[Saved entries]
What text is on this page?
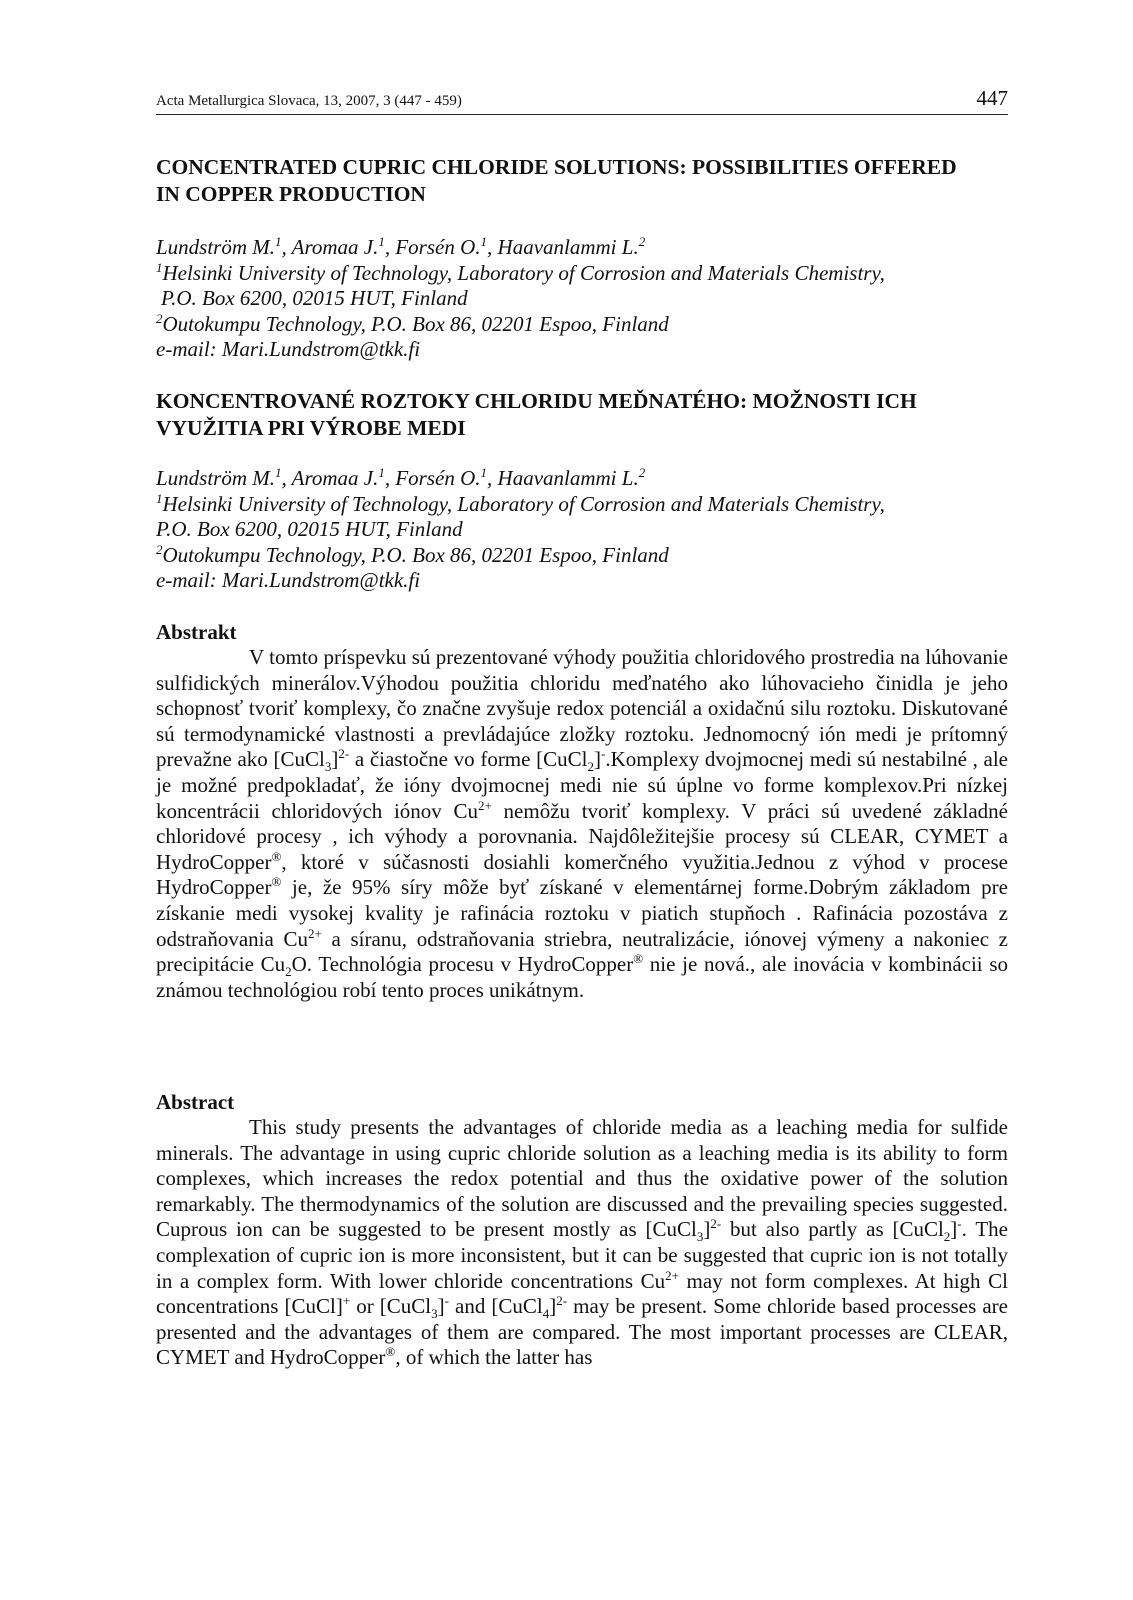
Acta Metallurgica Slovaca, 13, 2007, 3 (447 - 459)	447
CONCENTRATED CUPRIC CHLORIDE SOLUTIONS: POSSIBILITIES OFFERED
IN COPPER PRODUCTION
Lundström M.$^1$, Aromaa J.$^1$, Forsén O.$^1$, Haavanlammi L.$^2$
$^1$Helsinki University of Technology, Laboratory of Corrosion and Materials Chemistry,
P.O. Box 6200, 02015 HUT, Finland
$^2$Outokumpu Technology, P.O. Box 86, 02201 Espoo, Finland
e-mail: Mari.Lundstrom@tkk.fi
KONCENTROVANÉ ROZTOKY CHLORIDU MEĎNATÉHO: MOŽNOSTI ICH
VYUŽITIA PRI VÝROBE MEDI
Lundström M.$^1$, Aromaa J.$^1$, Forsén O.$^1$, Haavanlammi L.$^2$
$^1$Helsinki University of Technology, Laboratory of Corrosion and Materials Chemistry,
P.O. Box 6200, 02015 HUT, Finland
$^2$Outokumpu Technology, P.O. Box 86, 02201 Espoo, Finland
e-mail: Mari.Lundstrom@tkk.fi
Abstrakt

V tomto príspevku sú prezentované výhody použitia chloridového prostredia na lúhovanie sulfidických minerálov.Výhodou použitia chloridu meďnatého ako lúhovacieho činidla je jeho schopnosť tvoriť komplexy, čo značne zvyšuje redox potenciál a oxidačnú silu roztoku. Diskutované sú termodynamické vlastnosti a prevládajúce zložky roztoku. Jednomocný ión medi je prítomný prevažne ako [CuCl$_3$]$^{2-}$ a čiastočne vo forme [CuCl$_2$]-.Komplexy dvojmocnej medi sú nestabilné , ale je možné predpokladať, že ióny dvojmocnej medi nie sú úplne vo forme komplexov.Pri nízkej koncentrácii chloridových iónov $Cu^{2+}$ nemôžu tvoriť komplexy. V práci sú uvedené základné chloridové procesy , ich výhody a porovnania. Najdôležitejšie procesy sú CLEAR, CYMET a HydroCopper®, ktoré v súčasnosti dosiahli komerčného využitia.Jednou z výhod v procese HydroCopper® je, že 95% síry môže byť získané v elementárnej forme.Dobrým základom pre získanie medi vysokej kvality je rafinácia roztoku v piatich stupňoch . Rafinácia pozostáva z odstraňovania $Cu^{2+}$ a síranu, odstraňovania striebra, neutralizácie, iónovej výmeny a nakoniec z precipitácie $Cu_2O$. Technológia procesu v HydroCopper® nie je nová., ale inovácia v kombinácii so známou technológiou robí tento proces unikátnym.

Abstract

This study presents the advantages of chloride media as a leaching media for sulfide minerals. The advantage in using cupric chloride solution as a leaching media is its ability to form complexes, which increases the redox potential and thus the oxidative power of the solution remarkably. The thermodynamics of the solution are discussed and the prevailing species suggested. Cuprous ion can be suggested to be present mostly as [CuCl$_3$]$^{2-}$ but also partly as [CuCl$_2$]-. The complexation of cupric ion is more inconsistent, but it can be suggested that cupric ion is not totally in a complex form. With lower chloride concentrations $Cu^{2+}$ may not form complexes. At high Cl concentrations [CuCl]+ or [CuCl$_3$]- and [CuCl$_4$]$^{2-}$ may be present. Some chloride based processes are presented and the advantages of them are compared. The most important processes are CLEAR, CYMET and HydroCopper®, of which the latter has
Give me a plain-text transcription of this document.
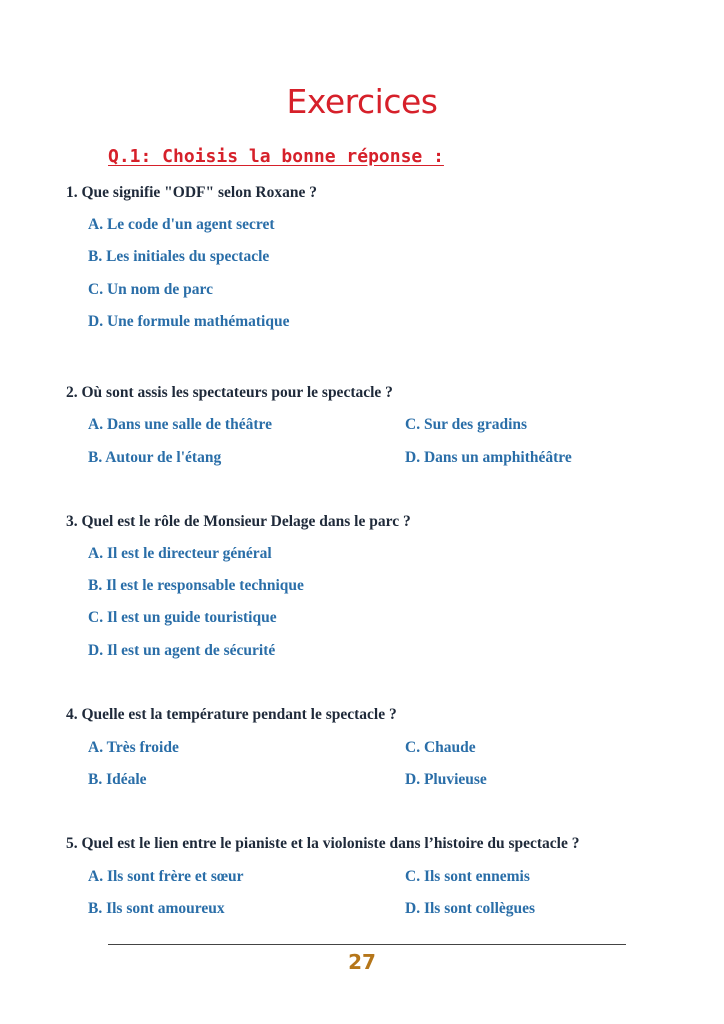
Exercices
Q.1: Choisis la bonne réponse :
1. Que signifie "ODF" selon Roxane ?
A. Le code d'un agent secret
B. Les initiales du spectacle
C. Un nom de parc
D. Une formule mathématique
2. Où sont assis les spectateurs pour le spectacle ?
A. Dans une salle de théâtre	C. Sur des gradins
B. Autour de l'étang	D. Dans un amphithéâtre
3. Quel est le rôle de Monsieur Delage dans le parc ?
A. Il est le directeur général
B. Il est le responsable technique
C. Il est un guide touristique
D. Il est un agent de sécurité
4. Quelle est la température pendant le spectacle ?
A. Très froide	C. Chaude
B. Idéale	D. Pluvieuse
5. Quel est le lien entre le pianiste et la violoniste dans l’histoire du spectacle ?
A. Ils sont frère et sœur	C. Ils sont ennemis
B. Ils sont amoureux	D. Ils sont collègues
27
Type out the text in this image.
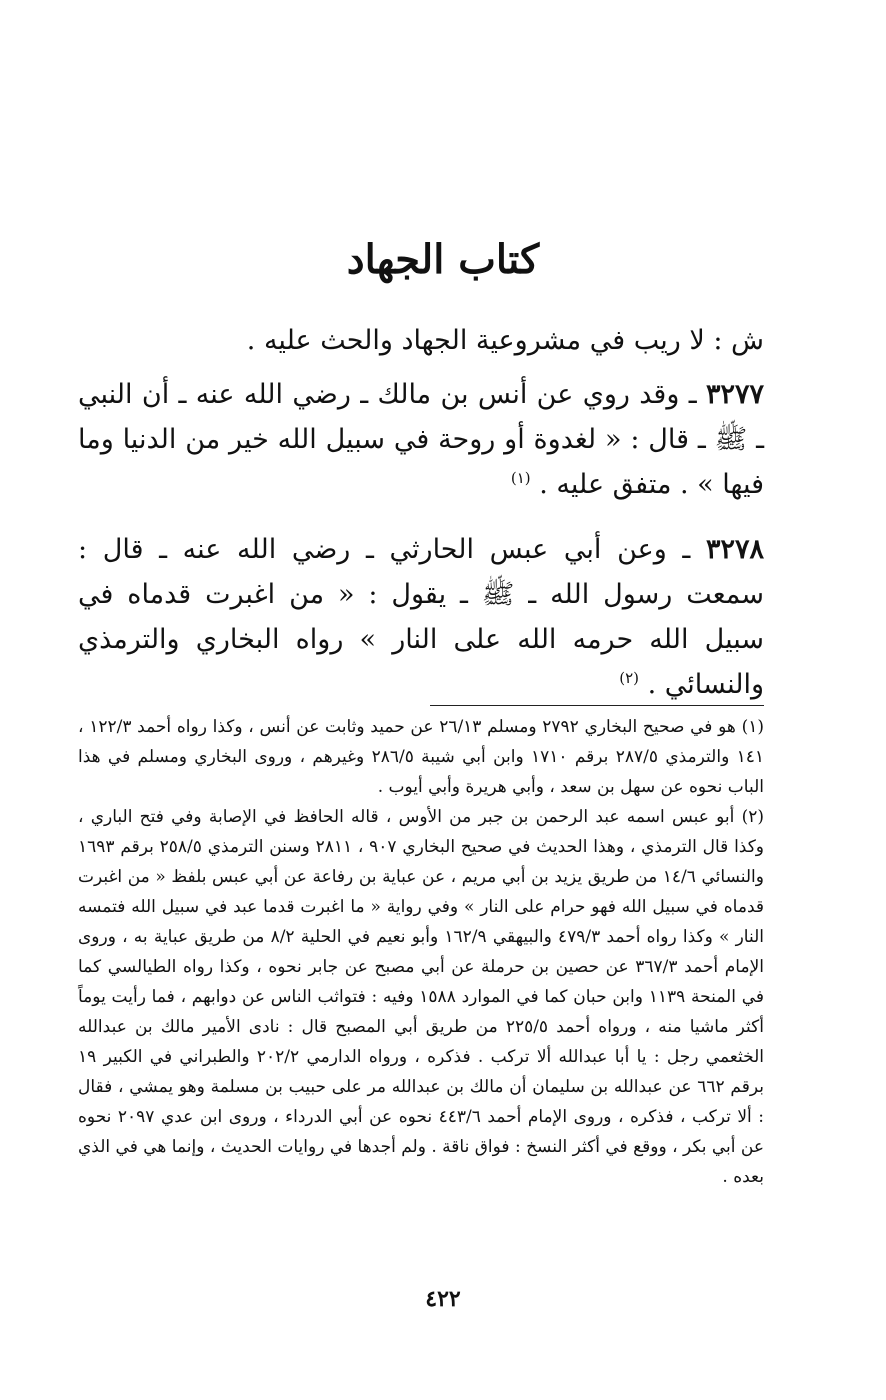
كتاب الجهاد

ش : لا ريب في مشروعية الجهاد والحث عليه .

٣٢٧٧ ـ وقد روي عن أنس بن مالك ـ رضي الله عنه ـ أن النبي ـ ﷺ ـ قال : « لغدوة أو روحة في سبيل الله خير من الدنيا وما فيها » . متفق عليه . $^{(١)}$

٣٢٧٨ ـ وعن أبي عبس الحارثي ـ رضي الله عنه ـ قال : سمعت رسول الله ـ ﷺ ـ يقول : « من اغبرت قدماه في سبيل الله حرمه الله على النار » رواه البخاري والترمذي والنسائي . $^{(٢)}$

(١) هو في صحيح البخاري ٢٧٩٢ ومسلم ٢٦/١٣ عن حميد وثابت عن أنس ، وكذا رواه أحمد ١٢٢/٣ ، ١٤١ والترمذي ٢٨٧/٥ برقم ١٧١٠ وابن أبي شيبة ٢٨٦/٥ وغيرهم ، وروى البخاري ومسلم في هذا الباب نحوه عن سهل بن سعد ، وأبي هريرة وأبي أيوب .

(٢) أبو عبس اسمه عبد الرحمن بن جبر من الأوس ، قاله الحافظ في الإصابة وفي فتح الباري ، وكذا قال الترمذي ، وهذا الحديث في صحيح البخاري ٩٠٧ ، ٢٨١١ وسنن الترمذي ٢٥٨/٥ برقم ١٦٩٣ والنسائي ١٤/٦ من طريق يزيد بن أبي مريم ، عن عباية بن رفاعة عن أبي عبس بلفظ « من اغبرت قدماه في سبيل الله فهو حرام على النار » وفي رواية « ما اغبرت قدما عبد في سبيل الله فتمسه النار » وكذا رواه أحمد ٤٧٩/٣ والبيهقي ١٦٢/٩ وأبو نعيم في الحلية ٨/٢ من طريق عباية به ، وروى الإمام أحمد ٣٦٧/٣ عن حصين بن حرملة عن أبي مصبح عن جابر نحوه ، وكذا رواه الطيالسي كما في المنحة ١١٣٩ وابن حبان كما في الموارد ١٥٨٨ وفيه : فتواثب الناس عن دوابهم ، فما رأيت يوماً أكثر ماشيا منه ، ورواه أحمد ٢٢٥/٥ من طريق أبي المصبح قال : نادى الأمير مالك بن عبدالله الخثعمي رجل : يا أبا عبدالله ألا تركب . فذكره ، ورواه الدارمي ٢٠٢/٢ والطبراني في الكبير ١٩ برقم ٦٦٢ عن عبدالله بن سليمان أن مالك بن عبدالله مر على حبيب بن مسلمة وهو يمشي ، فقال : ألا تركب ، فذكره ، وروى الإمام أحمد ٤٤٣/٦ نحوه عن أبي الدرداء ، وروى ابن عدي ٢٠٩٧ نحوه عن أبي بكر ، ووقع في أكثر النسخ : فواق ناقة . ولم أجدها في روايات الحديث ، وإنما هي في الذي بعده .

٤٢٢
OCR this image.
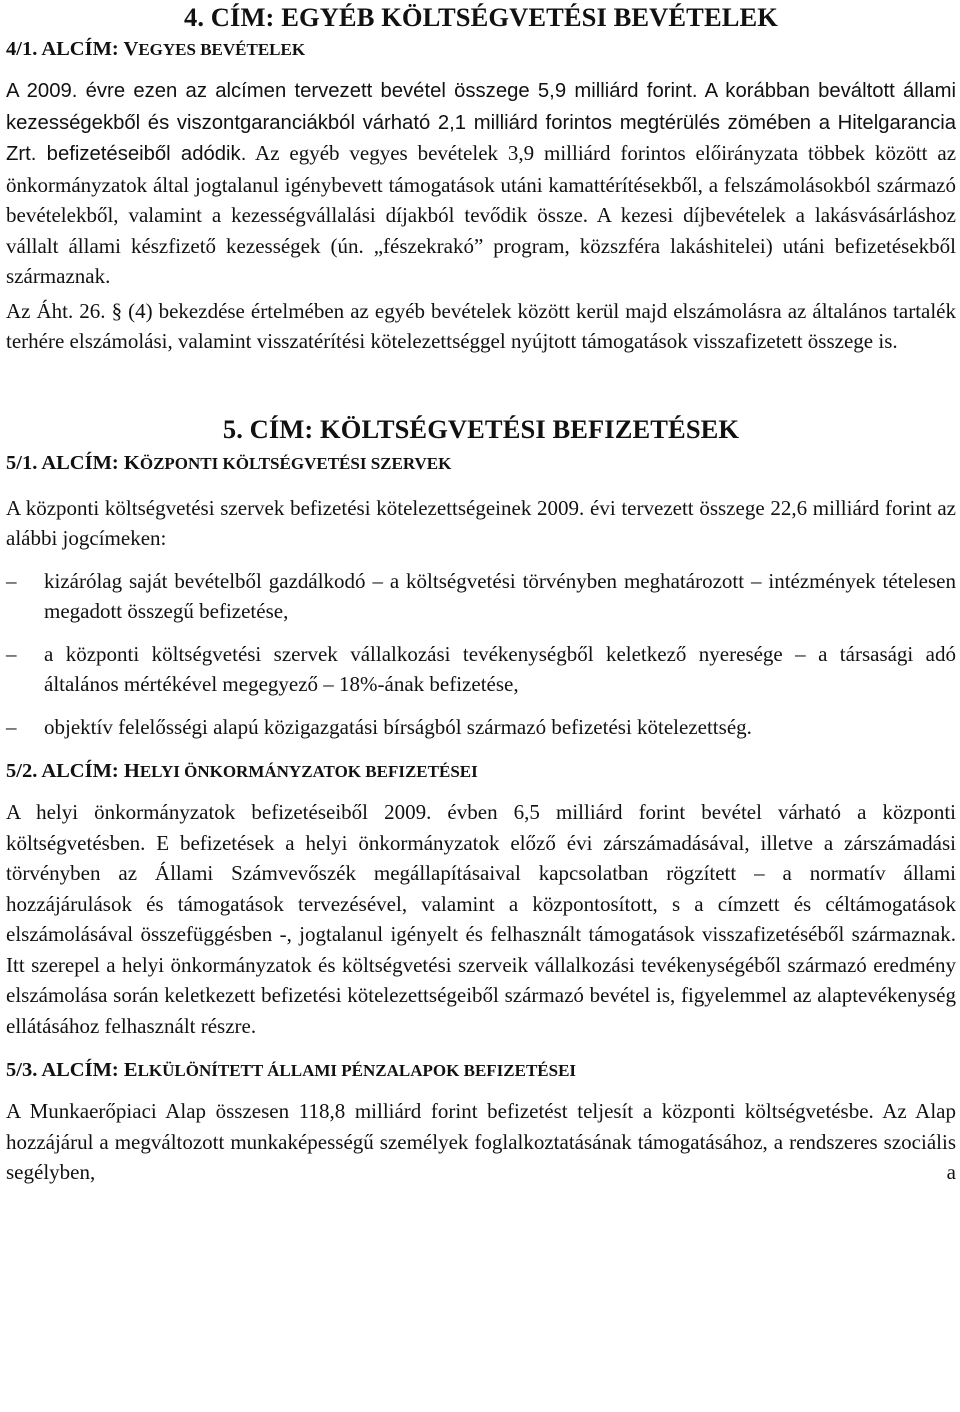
4. CÍM: EGYÉB KÖLTSÉGVETÉSI BEVÉTELEK
4/1. ALCÍM: VEGYES BEVÉTELEK

A 2009. évre ezen az alcímen tervezett bevétel összege 5,9 milliárd forint. A korábban beváltott állami kezességekből és viszontgaranciákból várható 2,1 milliárd forintos megtérülés zömében a Hitelgarancia Zrt. befizetéseiből adódik. Az egyéb vegyes bevételek 3,9 milliárd forintos előirányzata többek között az önkormányzatok által jogtalanul igénybevett támogatások utáni kamattérítésekből, a felszámolásokból származó bevételekből, valamint a kezességvállalási díjakból tevődik össze. A kezesi díjbevételek a lakásvásárláshoz vállalt állami készfizető kezességek (ún. „fészekrakó” program, közszféra lakáshitelei) utáni befizetésekből származnak.

Az Áht. 26. § (4) bekezdése értelmében az egyéb bevételek között kerül majd elszámolásra az általános tartalék terhére elszámolási, valamint visszatérítési kötelezettséggel nyújtott támogatások visszafizetett összege is.

5. CÍM: KÖLTSÉGVETÉSI BEFIZETÉSEK
5/1. ALCÍM: KÖZPONTI KÖLTSÉGVETÉSI SZERVEK

A központi költségvetési szervek befizetési kötelezettségeinek 2009. évi tervezett összege 22,6 milliárd forint az alábbi jogcímeken:

–	kizárólag saját bevételből gazdálkodó – a költségvetési törvényben meghatározott – intézmények tételesen megadott összegű befizetése,
–	a központi költségvetési szervek vállalkozási tevékenységből keletkező nyeresége – a társasági adó általános mértékével megegyező – 18%-ának befizetése,
–	objektív felelősségi alapú közigazgatási bírságból származó befizetési kötelezettség.
5/2. ALCÍM: HELYI ÖNKORMÁNYZATOK BEFIZETÉSEI

A helyi önkormányzatok befizetéseiből 2009. évben 6,5 milliárd forint bevétel várható a központi költségvetésben. E befizetések a helyi önkormányzatok előző évi zárszámadásával, illetve a zárszámadási törvényben az Állami Számvevőszék megállapításaival kapcsolatban rögzített – a normatív állami hozzájárulások és támogatások tervezésével, valamint a központosított, s a címzett és céltámogatások elszámolásával összefüggésben -, jogtalanul igényelt és felhasznált támogatások visszafizetéséből származnak. Itt szerepel a helyi önkormányzatok és költségvetési szerveik vállalkozási tevékenységéből származó eredmény elszámolása során keletkezett befizetési kötelezettségeiből származó bevétel is, figyelemmel az alaptevékenység ellátásához felhasznált részre.

5/3. ALCÍM: ELKÜLÖNÍTETT ÁLLAMI PÉNZALAPOK BEFIZETÉSEI

A Munkaerőpiaci Alap összesen 118,8 milliárd forint befizetést teljesít a központi költségvetésbe. Az Alap hozzájárul a megváltozott munkaképességű személyek foglalkoztatásának támogatásához, a rendszeres szociális segélyben, a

[WHAT IS EXPECTED]
Pick out every line holding the string "text" and return it.

[THE ANSWER]
What text is on this page?
Give me a plain-text transcription of this document.
Type out the text in this image.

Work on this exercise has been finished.